Activity list:
a) Name every header field that appears at the top of the PVM error post.
b) In the PVM error post, why does the poster call the times when the error appears random? Answer in one or two sentences.
c) Continue the post about the PVM 3.2.2 netoutput() timeout, starting right after its last sentence.

Text segment:
%%
Newsgroups: comp.parallel.pvm
From: pkohli@cc.gatech.edu (Prince Kohli)
Subject: What does this error mean?
Organization: College of Computing, Georgia Tech.
Date: 28 Jun 1994 16:23:30 -0400
Message-ID: <2uq0s2$mqi@forge.cc.gatech.edu>

I have an application that runs on top of pvm 3.2.2. The problem is
that at random times, i.e., sometimes very soon after the program
starts and sometimes much later, the host console will give this error:

[t80040000] netoutput() timed out sending to <machine_name> after 23, 194.241408
[t80040000]  hd_dump() ref 1 t100000 n <machine_name> ar "SUN4" lo ""
[t80040000]            sa 130.207.114.58:3211 mtu 4096 f 0x0 e 0 txq 2
[t80040000]            tx 65537 rx 0 rtt 0.003648

The 130.207.114.58 is the address of <machine_name>.
%%
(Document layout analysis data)
%%
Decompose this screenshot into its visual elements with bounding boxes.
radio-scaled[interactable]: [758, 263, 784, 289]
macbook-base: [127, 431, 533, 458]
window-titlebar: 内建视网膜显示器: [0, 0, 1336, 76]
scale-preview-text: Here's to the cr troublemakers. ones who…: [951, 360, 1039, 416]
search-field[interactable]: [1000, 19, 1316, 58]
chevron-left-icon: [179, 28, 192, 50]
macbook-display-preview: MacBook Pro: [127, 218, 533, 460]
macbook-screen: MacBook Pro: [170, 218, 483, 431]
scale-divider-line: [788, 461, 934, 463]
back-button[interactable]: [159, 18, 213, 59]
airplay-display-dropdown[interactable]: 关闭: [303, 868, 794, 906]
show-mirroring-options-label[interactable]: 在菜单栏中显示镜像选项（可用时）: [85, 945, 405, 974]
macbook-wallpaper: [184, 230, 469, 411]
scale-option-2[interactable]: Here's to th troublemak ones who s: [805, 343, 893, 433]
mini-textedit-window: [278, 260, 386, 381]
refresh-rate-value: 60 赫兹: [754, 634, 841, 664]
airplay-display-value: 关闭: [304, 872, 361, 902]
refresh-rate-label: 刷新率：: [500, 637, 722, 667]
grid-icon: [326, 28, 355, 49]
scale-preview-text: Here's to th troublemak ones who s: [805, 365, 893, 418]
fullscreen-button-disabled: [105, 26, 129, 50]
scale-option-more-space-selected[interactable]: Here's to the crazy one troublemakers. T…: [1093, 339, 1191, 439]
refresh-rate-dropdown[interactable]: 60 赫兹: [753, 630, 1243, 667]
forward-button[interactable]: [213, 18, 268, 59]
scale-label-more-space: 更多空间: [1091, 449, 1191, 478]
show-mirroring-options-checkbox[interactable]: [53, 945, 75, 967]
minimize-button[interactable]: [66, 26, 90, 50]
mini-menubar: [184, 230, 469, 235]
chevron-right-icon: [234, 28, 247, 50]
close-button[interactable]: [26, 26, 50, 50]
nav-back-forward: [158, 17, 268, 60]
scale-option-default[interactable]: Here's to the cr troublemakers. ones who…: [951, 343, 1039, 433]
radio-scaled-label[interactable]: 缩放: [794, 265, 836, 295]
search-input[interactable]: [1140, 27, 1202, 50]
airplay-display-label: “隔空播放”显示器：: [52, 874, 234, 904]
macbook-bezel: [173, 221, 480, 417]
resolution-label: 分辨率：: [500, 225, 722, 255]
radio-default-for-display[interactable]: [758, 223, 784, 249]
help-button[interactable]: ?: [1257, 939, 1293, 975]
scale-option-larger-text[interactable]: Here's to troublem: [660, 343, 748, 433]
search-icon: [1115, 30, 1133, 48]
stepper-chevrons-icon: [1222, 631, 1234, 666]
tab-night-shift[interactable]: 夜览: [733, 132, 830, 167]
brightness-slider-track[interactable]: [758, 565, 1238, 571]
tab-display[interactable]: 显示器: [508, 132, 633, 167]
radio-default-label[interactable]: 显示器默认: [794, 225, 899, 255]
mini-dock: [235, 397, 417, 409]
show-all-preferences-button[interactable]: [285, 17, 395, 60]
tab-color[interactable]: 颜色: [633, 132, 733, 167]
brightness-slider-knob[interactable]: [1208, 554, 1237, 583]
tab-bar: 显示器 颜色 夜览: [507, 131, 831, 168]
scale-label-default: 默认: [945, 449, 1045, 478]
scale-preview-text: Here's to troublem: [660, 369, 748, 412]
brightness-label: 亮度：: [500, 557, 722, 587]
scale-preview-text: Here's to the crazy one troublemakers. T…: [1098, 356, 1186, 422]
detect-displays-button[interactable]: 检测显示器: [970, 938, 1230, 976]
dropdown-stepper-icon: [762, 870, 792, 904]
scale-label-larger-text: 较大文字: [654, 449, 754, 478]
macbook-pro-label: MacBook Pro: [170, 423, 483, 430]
%%
Responses by task:
a) Newsgroups, From, Subject, Organization, Date, Message-ID

b) The error sometimes shows up very soon after the program starts and sometimes much later, so there is no fixed point at which it occurs.

c)
After this, though the pvm daemon is still running there, the master host
thinks it is dead and removes it from the config, and all later packets
from it are marked bogus packets. And all this of course screws up my
application.

Anyone have any idea what is going on? Anyone seen this error before?
Know what it means? BTW, this is on top of Sun Sparcs. ANY sort of hint
will be appreciated. And this is very reproducible. And as certain to
happen as anything can be.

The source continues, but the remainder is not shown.